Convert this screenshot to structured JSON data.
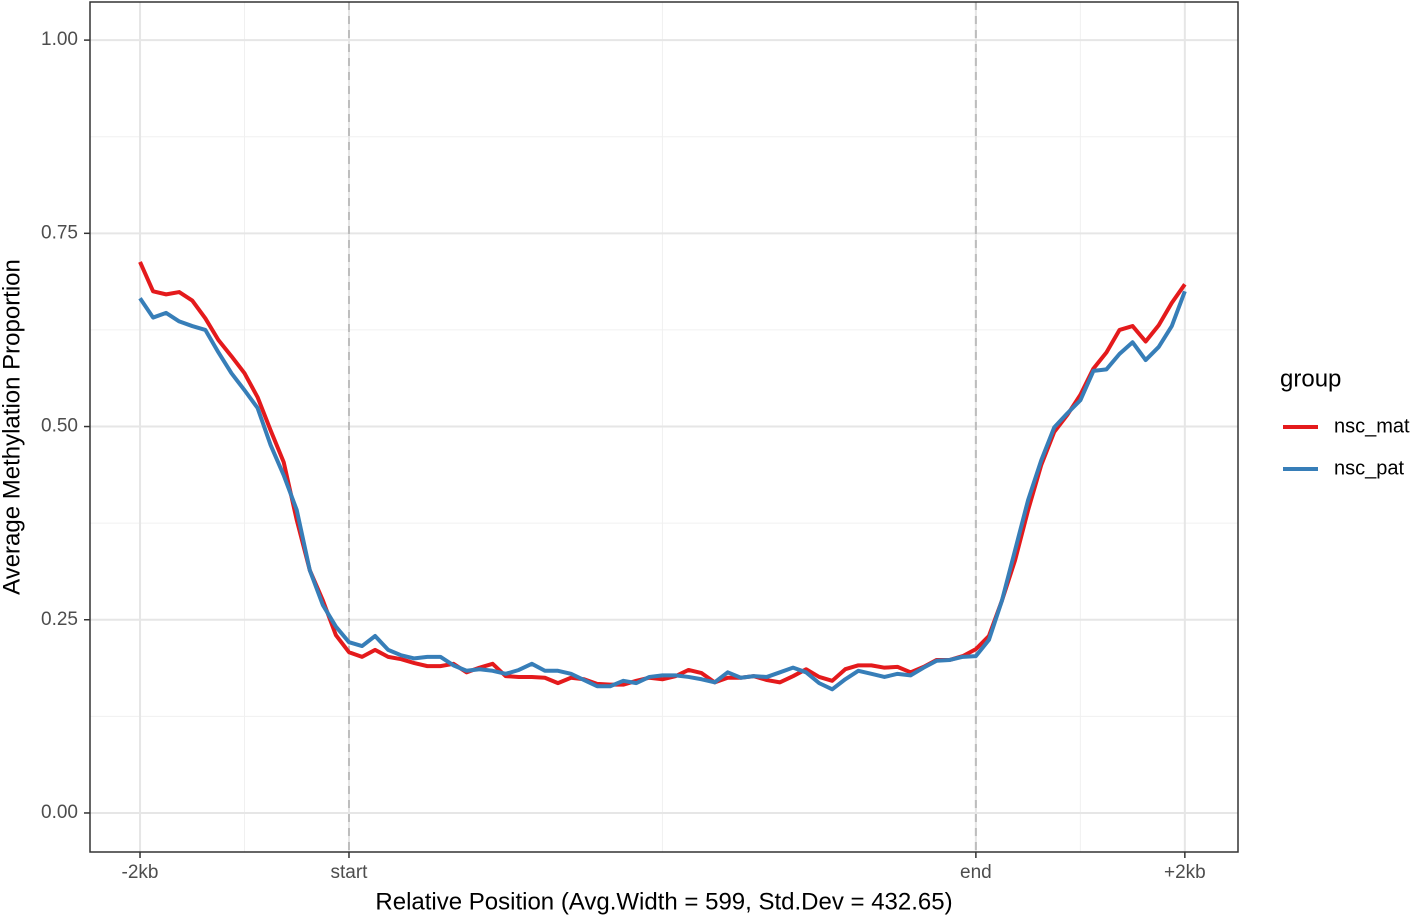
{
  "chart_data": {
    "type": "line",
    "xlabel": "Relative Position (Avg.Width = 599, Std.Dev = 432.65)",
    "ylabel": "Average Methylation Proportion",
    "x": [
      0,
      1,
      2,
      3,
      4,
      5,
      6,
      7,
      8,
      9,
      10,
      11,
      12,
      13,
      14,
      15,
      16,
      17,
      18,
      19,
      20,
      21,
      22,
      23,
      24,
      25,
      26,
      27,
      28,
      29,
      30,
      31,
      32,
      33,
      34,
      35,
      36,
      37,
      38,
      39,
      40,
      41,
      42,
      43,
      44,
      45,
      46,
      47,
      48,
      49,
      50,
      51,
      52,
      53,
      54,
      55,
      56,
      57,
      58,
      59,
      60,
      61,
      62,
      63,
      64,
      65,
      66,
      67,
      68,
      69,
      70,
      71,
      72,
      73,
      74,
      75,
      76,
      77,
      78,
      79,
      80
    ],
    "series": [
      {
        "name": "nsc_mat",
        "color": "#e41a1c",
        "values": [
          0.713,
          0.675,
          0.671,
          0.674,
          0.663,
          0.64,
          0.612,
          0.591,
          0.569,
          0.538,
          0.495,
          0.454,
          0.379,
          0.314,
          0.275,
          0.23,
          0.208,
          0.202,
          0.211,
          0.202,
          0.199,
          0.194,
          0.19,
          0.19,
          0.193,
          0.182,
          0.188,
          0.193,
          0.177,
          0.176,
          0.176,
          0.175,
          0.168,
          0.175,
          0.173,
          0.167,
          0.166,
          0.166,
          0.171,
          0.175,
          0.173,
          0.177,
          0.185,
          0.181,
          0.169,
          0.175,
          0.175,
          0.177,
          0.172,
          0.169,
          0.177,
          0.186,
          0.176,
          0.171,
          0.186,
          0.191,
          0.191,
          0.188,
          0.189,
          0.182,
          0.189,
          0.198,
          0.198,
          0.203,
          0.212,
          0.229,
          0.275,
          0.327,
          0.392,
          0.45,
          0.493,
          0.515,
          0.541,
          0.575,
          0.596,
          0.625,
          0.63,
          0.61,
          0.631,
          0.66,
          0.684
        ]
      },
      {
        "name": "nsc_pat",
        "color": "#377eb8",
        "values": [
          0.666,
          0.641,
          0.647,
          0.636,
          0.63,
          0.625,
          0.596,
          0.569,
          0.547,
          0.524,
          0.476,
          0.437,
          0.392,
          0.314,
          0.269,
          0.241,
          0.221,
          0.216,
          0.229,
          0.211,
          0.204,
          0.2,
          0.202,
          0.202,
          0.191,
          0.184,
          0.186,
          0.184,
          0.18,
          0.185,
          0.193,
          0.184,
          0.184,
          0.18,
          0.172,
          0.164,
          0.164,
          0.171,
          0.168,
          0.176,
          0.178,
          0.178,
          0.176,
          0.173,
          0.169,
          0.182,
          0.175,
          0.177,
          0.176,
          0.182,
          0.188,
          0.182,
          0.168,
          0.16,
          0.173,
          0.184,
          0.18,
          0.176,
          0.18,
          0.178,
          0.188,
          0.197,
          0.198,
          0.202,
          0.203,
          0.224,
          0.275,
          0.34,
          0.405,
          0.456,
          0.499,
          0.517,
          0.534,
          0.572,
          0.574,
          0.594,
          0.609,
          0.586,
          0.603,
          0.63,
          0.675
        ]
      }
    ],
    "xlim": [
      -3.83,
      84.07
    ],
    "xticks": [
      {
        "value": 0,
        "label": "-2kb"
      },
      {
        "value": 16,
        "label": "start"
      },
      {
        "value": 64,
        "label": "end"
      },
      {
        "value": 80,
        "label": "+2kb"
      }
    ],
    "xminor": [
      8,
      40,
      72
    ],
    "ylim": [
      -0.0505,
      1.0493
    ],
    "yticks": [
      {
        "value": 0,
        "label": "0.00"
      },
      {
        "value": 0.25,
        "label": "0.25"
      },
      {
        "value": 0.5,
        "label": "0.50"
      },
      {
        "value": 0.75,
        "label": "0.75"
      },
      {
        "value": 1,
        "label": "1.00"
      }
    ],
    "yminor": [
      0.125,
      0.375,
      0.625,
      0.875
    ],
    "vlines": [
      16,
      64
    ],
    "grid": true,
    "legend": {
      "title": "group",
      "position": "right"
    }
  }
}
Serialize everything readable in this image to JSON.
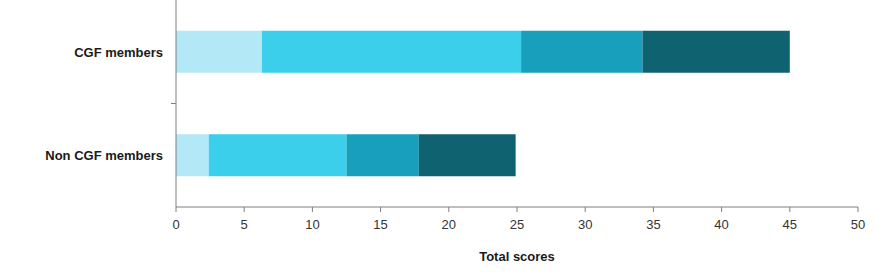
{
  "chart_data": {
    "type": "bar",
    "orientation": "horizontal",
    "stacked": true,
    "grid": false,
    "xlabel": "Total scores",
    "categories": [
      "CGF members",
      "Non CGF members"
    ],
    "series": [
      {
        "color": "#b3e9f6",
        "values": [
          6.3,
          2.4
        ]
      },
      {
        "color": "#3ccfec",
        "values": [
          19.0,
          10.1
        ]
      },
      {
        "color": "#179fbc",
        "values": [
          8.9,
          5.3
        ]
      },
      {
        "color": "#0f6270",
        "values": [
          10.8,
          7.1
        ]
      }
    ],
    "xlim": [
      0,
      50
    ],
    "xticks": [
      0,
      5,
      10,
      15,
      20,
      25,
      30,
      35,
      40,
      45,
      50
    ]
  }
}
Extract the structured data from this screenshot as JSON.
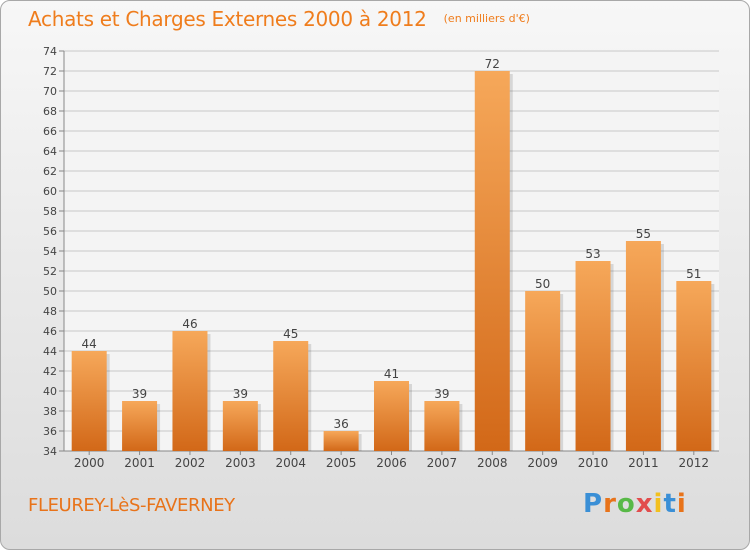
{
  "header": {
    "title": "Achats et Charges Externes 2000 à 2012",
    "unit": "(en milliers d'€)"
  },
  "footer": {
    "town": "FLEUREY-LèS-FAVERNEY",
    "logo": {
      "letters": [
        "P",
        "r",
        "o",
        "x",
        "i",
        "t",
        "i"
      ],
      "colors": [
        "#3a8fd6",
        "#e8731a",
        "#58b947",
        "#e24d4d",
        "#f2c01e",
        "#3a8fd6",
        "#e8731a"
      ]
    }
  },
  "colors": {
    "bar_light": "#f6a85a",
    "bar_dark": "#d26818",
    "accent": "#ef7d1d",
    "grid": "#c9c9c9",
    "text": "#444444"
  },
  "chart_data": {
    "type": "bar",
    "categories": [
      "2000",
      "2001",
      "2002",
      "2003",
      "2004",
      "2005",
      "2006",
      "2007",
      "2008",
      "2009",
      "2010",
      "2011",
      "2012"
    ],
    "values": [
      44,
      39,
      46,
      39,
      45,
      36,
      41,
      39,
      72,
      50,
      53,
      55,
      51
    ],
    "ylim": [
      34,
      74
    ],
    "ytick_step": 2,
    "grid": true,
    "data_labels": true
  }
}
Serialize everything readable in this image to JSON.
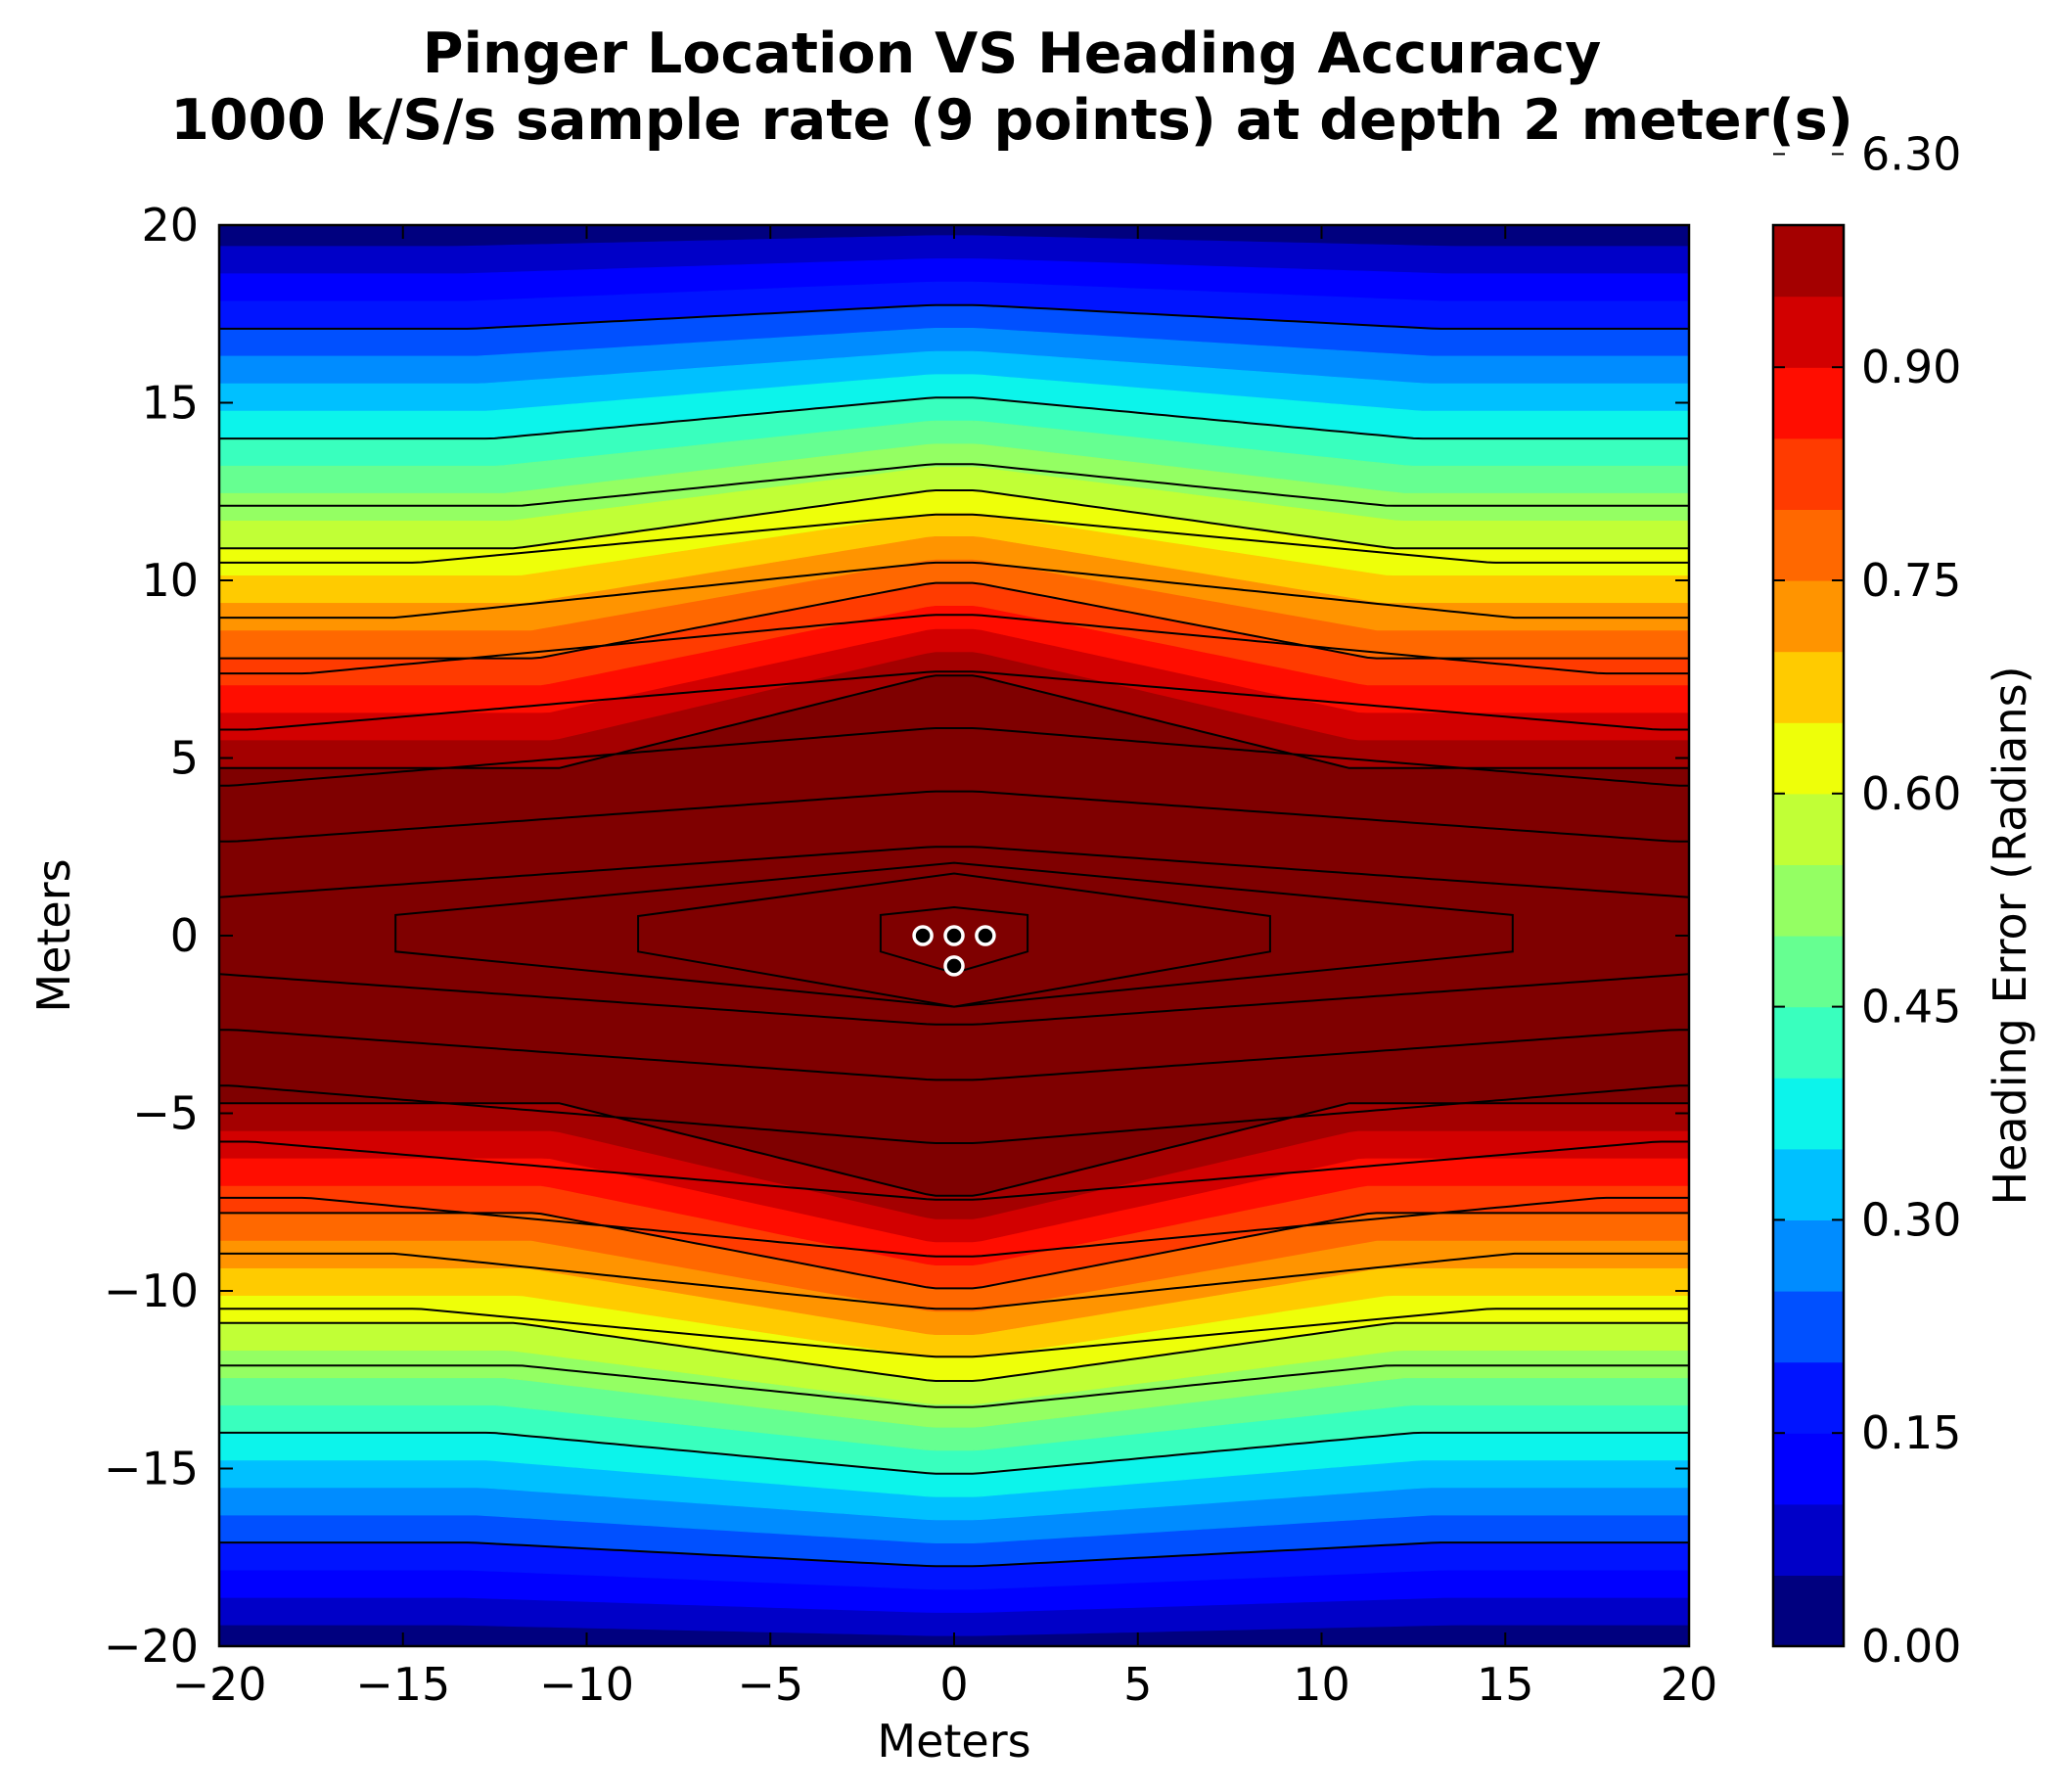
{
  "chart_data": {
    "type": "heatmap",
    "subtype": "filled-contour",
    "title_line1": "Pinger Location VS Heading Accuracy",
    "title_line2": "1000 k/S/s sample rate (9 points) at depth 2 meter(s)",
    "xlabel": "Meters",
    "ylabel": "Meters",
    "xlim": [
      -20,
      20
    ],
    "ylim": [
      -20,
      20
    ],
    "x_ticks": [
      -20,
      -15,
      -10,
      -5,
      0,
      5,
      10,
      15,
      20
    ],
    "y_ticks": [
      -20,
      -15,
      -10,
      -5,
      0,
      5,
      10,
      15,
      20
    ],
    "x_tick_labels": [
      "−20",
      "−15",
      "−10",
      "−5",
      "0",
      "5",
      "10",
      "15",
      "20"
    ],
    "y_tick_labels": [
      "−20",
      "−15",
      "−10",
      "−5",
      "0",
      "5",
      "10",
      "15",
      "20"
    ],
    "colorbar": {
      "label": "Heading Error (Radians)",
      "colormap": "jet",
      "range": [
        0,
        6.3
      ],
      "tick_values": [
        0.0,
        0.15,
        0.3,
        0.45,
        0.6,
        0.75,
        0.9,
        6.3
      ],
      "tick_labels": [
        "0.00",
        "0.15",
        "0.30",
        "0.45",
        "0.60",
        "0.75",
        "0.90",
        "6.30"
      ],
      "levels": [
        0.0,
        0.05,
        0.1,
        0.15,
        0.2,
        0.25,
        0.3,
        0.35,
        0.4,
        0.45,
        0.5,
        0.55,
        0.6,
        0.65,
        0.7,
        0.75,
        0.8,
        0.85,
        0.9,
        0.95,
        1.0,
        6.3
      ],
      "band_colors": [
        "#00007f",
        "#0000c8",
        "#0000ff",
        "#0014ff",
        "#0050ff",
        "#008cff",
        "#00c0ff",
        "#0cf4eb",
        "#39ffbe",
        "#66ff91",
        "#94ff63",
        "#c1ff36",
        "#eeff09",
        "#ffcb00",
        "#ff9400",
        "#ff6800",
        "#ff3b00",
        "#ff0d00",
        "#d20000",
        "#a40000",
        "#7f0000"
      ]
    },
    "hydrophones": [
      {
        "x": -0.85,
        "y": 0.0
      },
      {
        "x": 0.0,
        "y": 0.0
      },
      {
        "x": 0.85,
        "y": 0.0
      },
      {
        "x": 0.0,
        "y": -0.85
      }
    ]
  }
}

=======

SHORT TASK: Return every line above in which the string "xlabel" occurs.

IN RESPONSE:
    "xlabel": "Relative Position (Avg.Width = 599, Std.Dev = 432.65)",
    "xlabel": "Total scores",
    "xlabel": "Meters",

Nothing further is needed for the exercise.